GIVEN EXERCISE —
Copy all lines below containing "大学及び高専".

(Dataset rows)
········

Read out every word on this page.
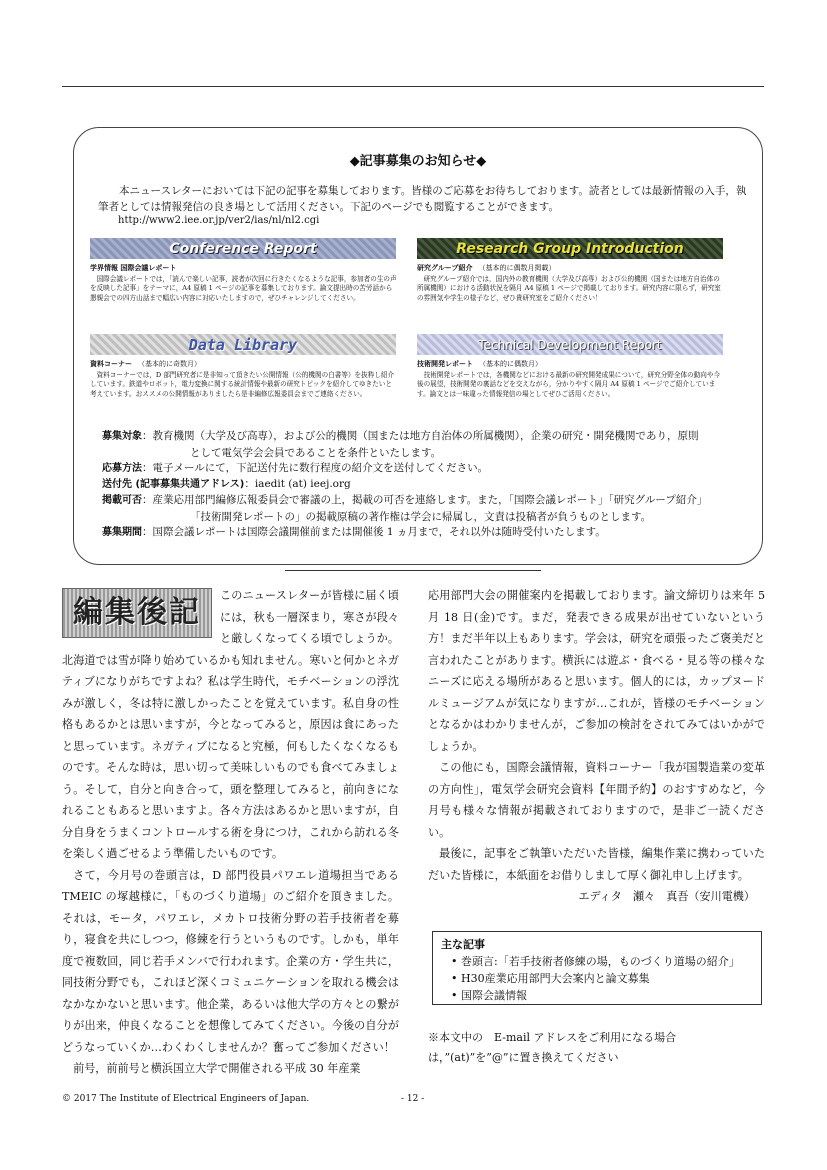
◆記事募集のお知らせ◆
本ニュースレターにおいては下記の記事を募集しております。皆様のご応募をお待ちしております。読者としては最新情報の入手，執筆者としては情報発信の良き場として活用ください。下記のページでも閲覧することができます。
http://www2.iee.or.jp/ver2/ias/nl/nl2.cgi
Conference Report	Research Group Introduction
Data Library	Technical Development Report
学界情報 国際会議レポート
国際会議レポートでは，「読んで楽しい記事，読者が次回に行きたくなるような記事，参加者の生の声を反映した記事」をテーマに，A4 原稿 1 ページの記事を募集しております。論文提出時の苦労話から懇親会での四方山話まで幅広い内容に対応いたしますので，ぜひチャレンジしてください。
研究グループ紹介 （基本的に偶数月掲載）
研究グループ紹介では，国内外の教育機関（大学及び高専）および公的機関（国または地方自治体の所属機関）における活動状況を隔月 A4 原稿 1 ページで掲載しております。研究内容に限らず，研究室の雰囲気や学生の様子など，ぜひ貴研究室をご紹介ください！
資料コーナー （基本的に奇数月）
資料コーナーでは，D 部門研究者に是非知って頂きたい公開情報（公的機関の白書等）を抜粋し紹介しています。鉄道やロボット，電力変換に関する統計情報や最新の研究トピックを紹介してゆきたいと考えています。おススメの公開情報がありましたら是非編修広報委員会までご連絡ください。
技術開発レポート （基本的に偶数月）
技術開発レポートでは，各機関などにおける最新の研究開発成果について，研究分野全体の動向や今後の展望，技術開発の裏話などを交えながら，分かりやすく隔月 A4 原稿 1 ページでご紹介しています。論文とは一味違った情報発信の場としてぜひご活用ください。
募集対象：教育機関（大学及び高専），および公的機関（国または地方自治体の所属機関），企業の研究・開発機関であり，原則
として電気学会会員であることを条件といたします。
応募方法：電子メールにて，下記送付先に数行程度の紹介文を送付してください。
送付先 (記事募集共通アドレス)：iaedit (at) ieej.org
掲載可否：産業応用部門編修広報委員会で審議の上，掲載の可否を連絡します。また，「国際会議レポート」「研究グループ紹介」
「技術開発レポートの」の掲載原稿の著作権は学会に帰属し，文責は投稿者が負うものとします。
募集期間：国際会議レポートは国際会議開催前または開催後 1 ヵ月まで，それ以外は随時受付いたします。
編集後記	このニュースレターが皆様に届く頃には，秋も一層深まり，寒さが段々と厳しくなってくる頃でしょうか。北海道では雪が降り始めているかも知れません。寒いと何かとネガティブになりがちですよね？私は学生時代，モチベーションの浮沈みが激しく，冬は特に激しかったことを覚えています。私自身の性格もあるかとは思いますが，今となってみると，原因は食にあったと思っています。ネガティブになると究極，何もしたくなくなるものです。そんな時は，思い切って美味しいものでも食べてみましょう。そして，自分と向き合って，頭を整理してみると，前向きになれることもあると思いますよ。各々方法はあるかと思いますが，自分自身をうまくコントロールする術を身につけ，これから訪れる冬を楽しく過ごせるよう準備したいものです。

さて，今月号の巻頭言は，D 部門役員パワエレ道場担当である TMEIC の塚越様に，「ものづくり道場」のご紹介を頂きました。それは，モータ，パワエレ，メカトロ技術分野の若手技術者を募り，寝食を共にしつつ，修練を行うというものです。しかも，単年度で複数回，同じ若手メンバで行われます。企業の方・学生共に，同技術分野でも，これほど深くコミュニケーションを取れる機会はなかなかないと思います。他企業，あるいは他大学の方々との繋がりが出来，仲良くなることを想像してみてください。今後の自分がどうなっていくか…わくわくしませんか？奮ってご参加ください！

前号，前前号と横浜国立大学で開催される平成 30 年産業

応用部門大会の開催案内を掲載しております。論文締切りは来年 5 月 18 日(金)です。まだ，発表できる成果が出せていないという方！まだ半年以上もあります。学会は，研究を頑張ったご褒美だと言われたことがあります。横浜には遊ぶ・食べる・見る等の様々なニーズに応える場所があると思います。個人的には，カップヌードルミュージアムが気になりますが…これが，皆様のモチベーションとなるかはわかりませんが，ご参加の検討をされてみてはいかがでしょうか。

この他にも，国際会議情報，資料コーナー「我が国製造業の変革の方向性」，電気学会研究会資料【年間予約】のおすすめなど，今月号も様々な情報が掲載されておりますので，是非ご一読ください。

最後に，記事をご執筆いただいた皆様，編集作業に携わっていただいた皆様に，本紙面をお借りしまして厚く御礼申し上げます。

エディタ　瀬々　真吾（安川電機）
主な記事
• 巻頭言:「若手技術者修練の場，ものづくり道場の紹介」
• H30産業応用部門大会案内と論文募集
• 国際会議情報
※本文中の　E-mail アドレスをご利用になる場合は，”(at)”を”@”に置き換えてください
© 2017 The Institute of Electrical Engineers of Japan.	- 12 -
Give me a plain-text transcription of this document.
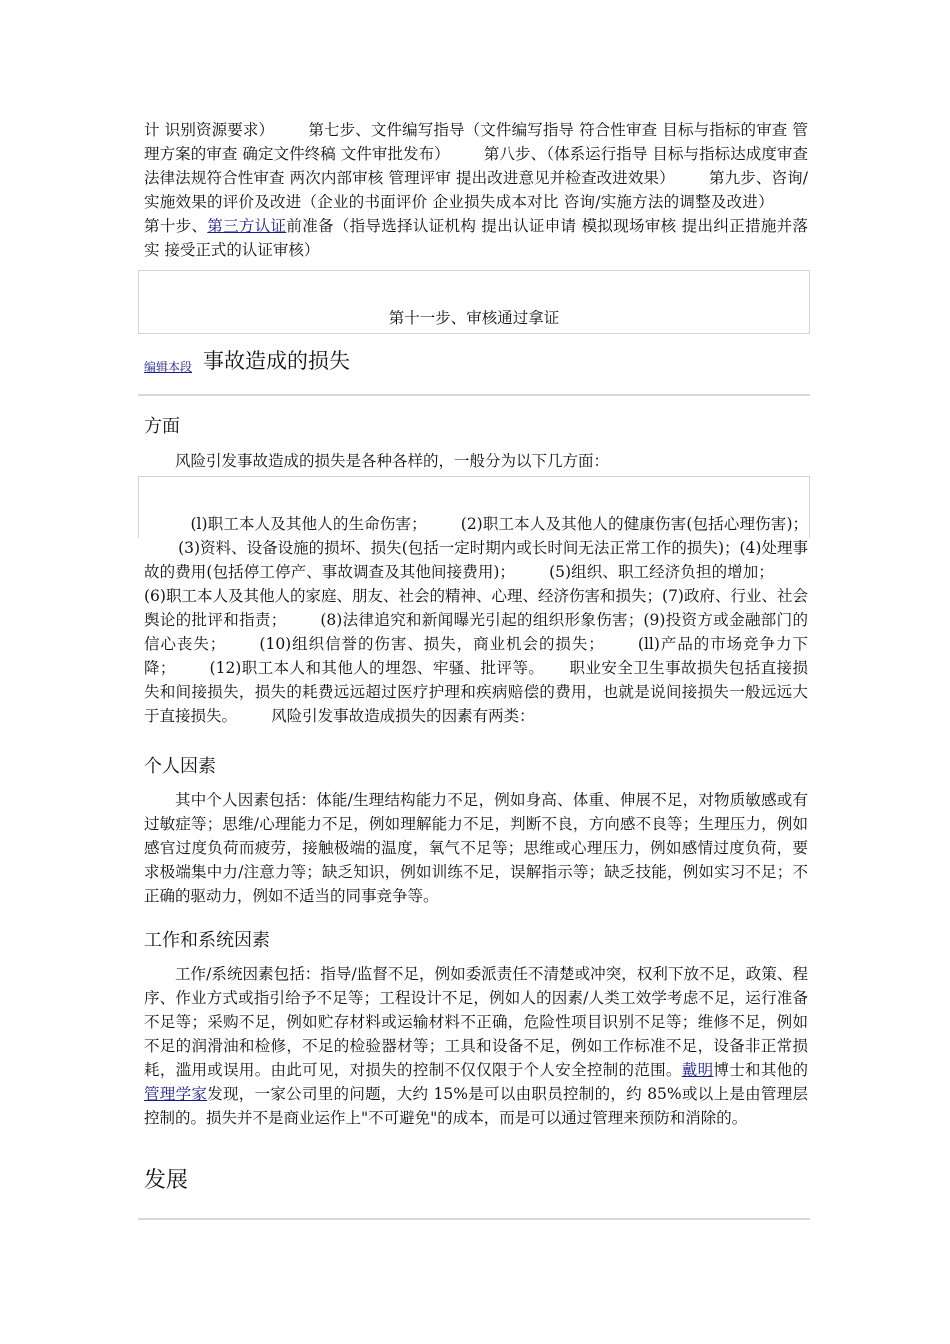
计 识别资源要求） 第七步、文件编写指导（文件编写指导 符合性审查 目标与指标的审查 管理方案的审查 确定文件终稿 文件审批发布） 第八步、（体系运行指导 目标与指标达成度审查 法律法规符合性审查 两次内部审核 管理评审 提出改进意见并检查改进效果） 第九步、咨询/实施效果的评价及改进（企业的书面评价 企业损失成本对比 咨询/实施方法的调整及改进）第十步、第三方认证前准备（指导选择认证机构 提出认证申请 模拟现场审核 提出纠正措施并落实 接受正式的认证审核）

第十一步、审核通过拿证
编辑本段 事故造成的损失
方面

风险引发事故造成的损失是各种各样的，一般分为以下几方面：

(l)职工本人及其他人的生命伤害； (2)职工本人及其他人的健康伤害(包括心理伤害)；(3)资料、设备设施的损坏、损失(包括一定时期内或长时间无法正常工作的损失)；(4)处理事故的费用(包括停工停产、事故调查及其他间接费用)； (5)组织、职工经济负担的增加；(6)职工本人及其他人的家庭、朋友、社会的精神、心理、经济伤害和损失；(7)政府、行业、社会舆论的批评和指责； (8)法律追究和新闻曝光引起的组织形象伤害；(9)投资方或金融部门的信心丧失； (10)组织信誉的伤害、损失，商业机会的损失； (ll)产品的市场竞争力下降； (12)职工本人和其他人的埋怨、牢骚、批评等。 职业安全卫生事故损失包括直接损失和间接损失，损失的耗费远远超过医疗护理和疾病赔偿的费用，也就是说间接损失一般远远大于直接损失。 风险引发事故造成损失的因素有两类：

个人因素

其中个人因素包括：体能/生理结构能力不足，例如身高、体重、伸展不足，对物质敏感或有过敏症等；思维/心理能力不足，例如理解能力不足，判断不良，方向感不良等；生理压力，例如感官过度负荷而疲劳，接触极端的温度，氧气不足等；思维或心理压力，例如感情过度负荷，要求极端集中力/注意力等；缺乏知识，例如训练不足，误解指示等；缺乏技能，例如实习不足；不正确的驱动力，例如不适当的同事竞争等。

工作和系统因素

工作/系统因素包括：指导/监督不足，例如委派责任不清楚或冲突，权利下放不足，政策、程序、作业方式或指引给予不足等；工程设计不足，例如人的因素/人类工效学考虑不足，运行准备不足等；采购不足，例如贮存材料或运输材料不正确，危险性项目识别不足等；维修不足，例如不足的润滑油和检修，不足的检验器材等；工具和设备不足，例如工作标准不足，设备非正常损耗，滥用或误用。由此可见，对损失的控制不仅仅限于个人安全控制的范围。戴明博士和其他的管理学家发现，一家公司里的问题，大约 15%是可以由职员控制的，约 85%或以上是由管理层控制的。损失并不是商业运作上"不可避免"的成本，而是可以通过管理来预防和消除的。

发展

········

SOLUTION TO THE PROBLEM —
研究グループ紹介では，国内外の教育機関（大学及び高専）および公的機関（国または地方自治体の所属機関）における活動状況を隔月 A4 原稿 1 ページで掲載しております。研究内容に限らず，研究室の雰囲気や学生の様子など，ぜひ貴研究室をご紹介ください！
募集対象：教育機関（大学及び高専），および公的機関（国または地方自治体の所属機関），企業の研究・開発機関であり，原則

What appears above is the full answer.